EXERCISE :: Bring together all lines of the material below that contain the string "text".
Begin ENTRIES PROVIDED
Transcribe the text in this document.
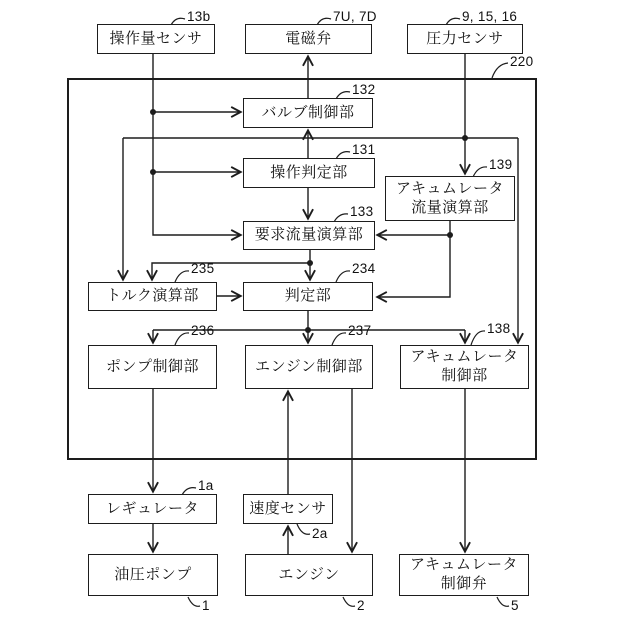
操作量センサ	電磁弁	圧力センサ
バルブ制御部
操作判定部
アキュムレータ
流量演算部
要求流量演算部
トルク演算部	判定部
ポンプ制御部	エンジン制御部
アキュムレータ
制御部
レギュレータ	速度センサ
油圧ポンプ	エンジン
アキュムレータ
制御弁
13b	7U, 7D	9, 15, 16
220
132
131
139
133
235	234
236	237	138
1a
2a
1	2	5
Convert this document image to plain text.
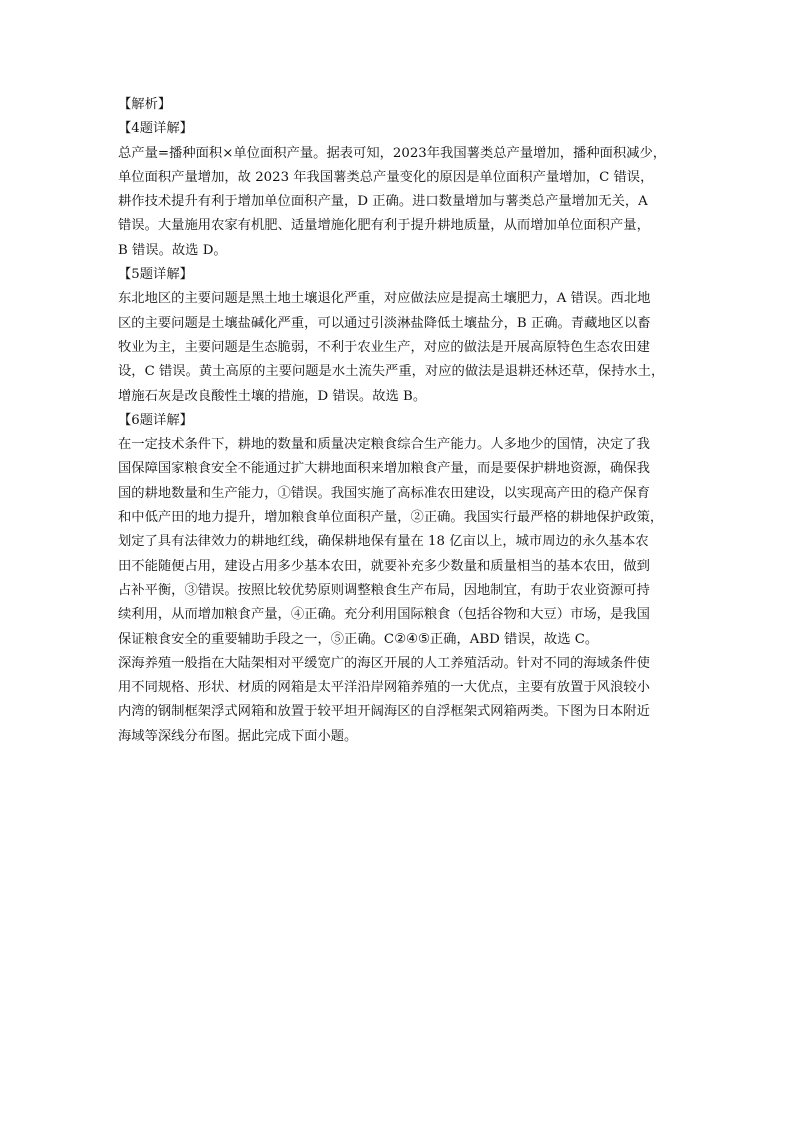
【解析】
【4题详解】
总产量=播种面积×单位面积产量。据表可知，2023年我国薯类总产量增加，播种面积减少，
单位面积产量增加，故 2023 年我国薯类总产量变化的原因是单位面积产量增加，C 错误，
耕作技术提升有利于增加单位面积产量，D 正确。进口数量增加与薯类总产量增加无关，A
错误。大量施用农家有机肥、适量增施化肥有利于提升耕地质量，从而增加单位面积产量，
B 错误。故选 D。
【5题详解】
东北地区的主要问题是黑土地土壤退化严重，对应做法应是提高土壤肥力，A 错误。西北地
区的主要问题是土壤盐碱化严重，可以通过引淡淋盐降低土壤盐分，B 正确。青藏地区以畜
牧业为主，主要问题是生态脆弱，不利于农业生产，对应的做法是开展高原特色生态农田建
设，C 错误。黄土高原的主要问题是水土流失严重，对应的做法是退耕还林还草，保持水土，
增施石灰是改良酸性土壤的措施，D 错误。故选 B。
【6题详解】
在一定技术条件下，耕地的数量和质量决定粮食综合生产能力。人多地少的国情，决定了我
国保障国家粮食安全不能通过扩大耕地面积来增加粮食产量，而是要保护耕地资源，确保我
国的耕地数量和生产能力，①错误。我国实施了高标准农田建设，以实现高产田的稳产保育
和中低产田的地力提升，增加粮食单位面积产量，②正确。我国实行最严格的耕地保护政策，
划定了具有法律效力的耕地红线，确保耕地保有量在 18 亿亩以上，城市周边的永久基本农
田不能随便占用，建设占用多少基本农田，就要补充多少数量和质量相当的基本农田，做到
占补平衡，③错误。按照比较优势原则调整粮食生产布局，因地制宜，有助于农业资源可持
续利用，从而增加粮食产量，④正确。充分利用国际粮食（包括谷物和大豆）市场，是我国
保证粮食安全的重要辅助手段之一，⑤正确。C②④⑤正确，ABD 错误，故选 C。
深海养殖一般指在大陆架相对平缓宽广的海区开展的人工养殖活动。针对不同的海域条件使
用不同规格、形状、材质的网箱是太平洋沿岸网箱养殖的一大优点，主要有放置于风浪较小
内湾的钢制框架浮式网箱和放置于较平坦开阔海区的自浮框架式网箱两类。下图为日本附近
海域等深线分布图。据此完成下面小题。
End ENTRIES PROVIDED
ANSWER TO THE TASK ::
Transcribe the text in this document.
Convert this document image to plain text.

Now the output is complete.